[STATED TASK] Below is a set of records. Repeat all of them exactly.

[PROVIDED DATA]
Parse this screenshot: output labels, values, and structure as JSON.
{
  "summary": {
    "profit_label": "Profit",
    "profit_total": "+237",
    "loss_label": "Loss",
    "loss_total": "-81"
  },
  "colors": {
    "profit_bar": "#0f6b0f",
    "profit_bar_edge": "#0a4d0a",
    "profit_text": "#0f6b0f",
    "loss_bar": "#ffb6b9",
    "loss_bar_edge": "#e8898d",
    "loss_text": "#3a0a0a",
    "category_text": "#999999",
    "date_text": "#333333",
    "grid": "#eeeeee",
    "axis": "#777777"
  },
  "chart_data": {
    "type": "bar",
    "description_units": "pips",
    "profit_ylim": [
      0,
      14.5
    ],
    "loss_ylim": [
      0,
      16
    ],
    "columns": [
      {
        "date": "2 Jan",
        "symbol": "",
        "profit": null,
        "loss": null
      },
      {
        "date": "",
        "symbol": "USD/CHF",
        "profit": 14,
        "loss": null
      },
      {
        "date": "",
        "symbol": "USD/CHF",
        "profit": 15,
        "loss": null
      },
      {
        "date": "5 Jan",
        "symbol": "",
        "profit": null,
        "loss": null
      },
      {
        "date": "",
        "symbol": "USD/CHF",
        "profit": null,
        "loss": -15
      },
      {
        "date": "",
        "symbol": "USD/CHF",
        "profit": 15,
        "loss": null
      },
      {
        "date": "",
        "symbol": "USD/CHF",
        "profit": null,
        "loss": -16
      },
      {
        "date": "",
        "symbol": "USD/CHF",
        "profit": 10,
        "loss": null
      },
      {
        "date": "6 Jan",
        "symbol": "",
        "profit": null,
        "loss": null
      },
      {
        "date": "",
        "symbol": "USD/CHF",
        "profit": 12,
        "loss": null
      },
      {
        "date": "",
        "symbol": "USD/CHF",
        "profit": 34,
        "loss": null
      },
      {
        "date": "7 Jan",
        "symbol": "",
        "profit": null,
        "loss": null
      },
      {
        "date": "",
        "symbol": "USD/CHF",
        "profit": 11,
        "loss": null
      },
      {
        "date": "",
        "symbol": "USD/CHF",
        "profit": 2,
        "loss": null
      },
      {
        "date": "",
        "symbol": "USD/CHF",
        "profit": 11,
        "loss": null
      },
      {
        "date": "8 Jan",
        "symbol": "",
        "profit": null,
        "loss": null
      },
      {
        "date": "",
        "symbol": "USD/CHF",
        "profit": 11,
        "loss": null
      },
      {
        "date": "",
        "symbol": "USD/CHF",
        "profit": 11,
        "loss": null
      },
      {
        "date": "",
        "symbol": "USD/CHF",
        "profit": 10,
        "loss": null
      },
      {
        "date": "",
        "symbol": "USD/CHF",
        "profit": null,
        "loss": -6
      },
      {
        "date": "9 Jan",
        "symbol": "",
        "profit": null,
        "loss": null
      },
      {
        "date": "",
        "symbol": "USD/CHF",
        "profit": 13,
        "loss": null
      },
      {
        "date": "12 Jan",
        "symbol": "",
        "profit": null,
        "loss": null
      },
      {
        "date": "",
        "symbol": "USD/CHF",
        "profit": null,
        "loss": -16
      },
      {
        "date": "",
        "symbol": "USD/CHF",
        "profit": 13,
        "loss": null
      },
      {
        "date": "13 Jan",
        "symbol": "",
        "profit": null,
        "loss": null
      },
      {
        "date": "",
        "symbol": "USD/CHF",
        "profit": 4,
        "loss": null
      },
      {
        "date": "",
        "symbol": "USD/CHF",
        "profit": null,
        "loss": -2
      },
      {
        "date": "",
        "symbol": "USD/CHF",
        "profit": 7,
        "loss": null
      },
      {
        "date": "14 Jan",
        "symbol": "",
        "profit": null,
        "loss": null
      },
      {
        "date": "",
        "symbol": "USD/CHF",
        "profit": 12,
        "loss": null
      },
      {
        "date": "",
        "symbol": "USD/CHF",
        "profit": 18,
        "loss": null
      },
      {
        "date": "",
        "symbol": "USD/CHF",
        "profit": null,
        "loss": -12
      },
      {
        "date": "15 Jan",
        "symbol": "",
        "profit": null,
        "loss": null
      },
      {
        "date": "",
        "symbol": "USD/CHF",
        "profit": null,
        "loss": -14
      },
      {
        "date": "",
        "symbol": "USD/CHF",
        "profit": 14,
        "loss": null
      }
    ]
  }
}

[RESULT FOR THIS EXERCISE]
Parse this screenshot: output labels, values, and structure as JSON.
{
  "summary": {
    "profit_label": "Profit",
    "profit_total": "+237",
    "loss_label": "Loss",
    "loss_total": "-81"
  },
  "colors": {
    "profit_bar": "#0f6b0f",
    "profit_bar_edge": "#0a4d0a",
    "profit_text": "#0f6b0f",
    "loss_bar": "#ffb6b9",
    "loss_bar_edge": "#e8898d",
    "loss_text": "#3a0a0a",
    "category_text": "#999999",
    "date_text": "#333333",
    "grid": "#eeeeee",
    "axis": "#777777"
  },
  "chart_data": {
    "type": "bar",
    "description_units": "pips",
    "profit_ylim": [
      0,
      14.5
    ],
    "loss_ylim": [
      0,
      16
    ],
    "columns": [
      {
        "date": "2 Jan",
        "symbol": "",
        "profit": null,
        "loss": null
      },
      {
        "date": "",
        "symbol": "USD/CHF",
        "profit": 14,
        "loss": null
      },
      {
        "date": "",
        "symbol": "USD/CHF",
        "profit": 15,
        "loss": null
      },
      {
        "date": "5 Jan",
        "symbol": "",
        "profit": null,
        "loss": null
      },
      {
        "date": "",
        "symbol": "USD/CHF",
        "profit": null,
        "loss": -15
      },
      {
        "date": "",
        "symbol": "USD/CHF",
        "profit": 15,
        "loss": null
      },
      {
        "date": "",
        "symbol": "USD/CHF",
        "profit": null,
        "loss": -16
      },
      {
        "date": "",
        "symbol": "USD/CHF",
        "profit": 10,
        "loss": null
      },
      {
        "date": "6 Jan",
        "symbol": "",
        "profit": null,
        "loss": null
      },
      {
        "date": "",
        "symbol": "USD/CHF",
        "profit": 12,
        "loss": null
      },
      {
        "date": "",
        "symbol": "USD/CHF",
        "profit": 34,
        "loss": null
      },
      {
        "date": "7 Jan",
        "symbol": "",
        "profit": null,
        "loss": null
      },
      {
        "date": "",
        "symbol": "USD/CHF",
        "profit": 11,
        "loss": null
      },
      {
        "date": "",
        "symbol": "USD/CHF",
        "profit": 2,
        "loss": null
      },
      {
        "date": "",
        "symbol": "USD/CHF",
        "profit": 11,
        "loss": null
      },
      {
        "date": "8 Jan",
        "symbol": "",
        "profit": null,
        "loss": null
      },
      {
        "date": "",
        "symbol": "USD/CHF",
        "profit": 11,
        "loss": null
      },
      {
        "date": "",
        "symbol": "USD/CHF",
        "profit": 11,
        "loss": null
      },
      {
        "date": "",
        "symbol": "USD/CHF",
        "profit": 10,
        "loss": null
      },
      {
        "date": "",
        "symbol": "USD/CHF",
        "profit": null,
        "loss": -6
      },
      {
        "date": "9 Jan",
        "symbol": "",
        "profit": null,
        "loss": null
      },
      {
        "date": "",
        "symbol": "USD/CHF",
        "profit": 13,
        "loss": null
      },
      {
        "date": "12 Jan",
        "symbol": "",
        "profit": null,
        "loss": null
      },
      {
        "date": "",
        "symbol": "USD/CHF",
        "profit": null,
        "loss": -16
      },
      {
        "date": "",
        "symbol": "USD/CHF",
        "profit": 13,
        "loss": null
      },
      {
        "date": "13 Jan",
        "symbol": "",
        "profit": null,
        "loss": null
      },
      {
        "date": "",
        "symbol": "USD/CHF",
        "profit": 4,
        "loss": null
      },
      {
        "date": "",
        "symbol": "USD/CHF",
        "profit": null,
        "loss": -2
      },
      {
        "date": "",
        "symbol": "USD/CHF",
        "profit": 7,
        "loss": null
      },
      {
        "date": "14 Jan",
        "symbol": "",
        "profit": null,
        "loss": null
      },
      {
        "date": "",
        "symbol": "USD/CHF",
        "profit": 12,
        "loss": null
      },
      {
        "date": "",
        "symbol": "USD/CHF",
        "profit": 18,
        "loss": null
      },
      {
        "date": "",
        "symbol": "USD/CHF",
        "profit": null,
        "loss": -12
      },
      {
        "date": "15 Jan",
        "symbol": "",
        "profit": null,
        "loss": null
      },
      {
        "date": "",
        "symbol": "USD/CHF",
        "profit": null,
        "loss": -14
      },
      {
        "date": "",
        "symbol": "USD/CHF",
        "profit": 14,
        "loss": null
      }
    ]
  }
}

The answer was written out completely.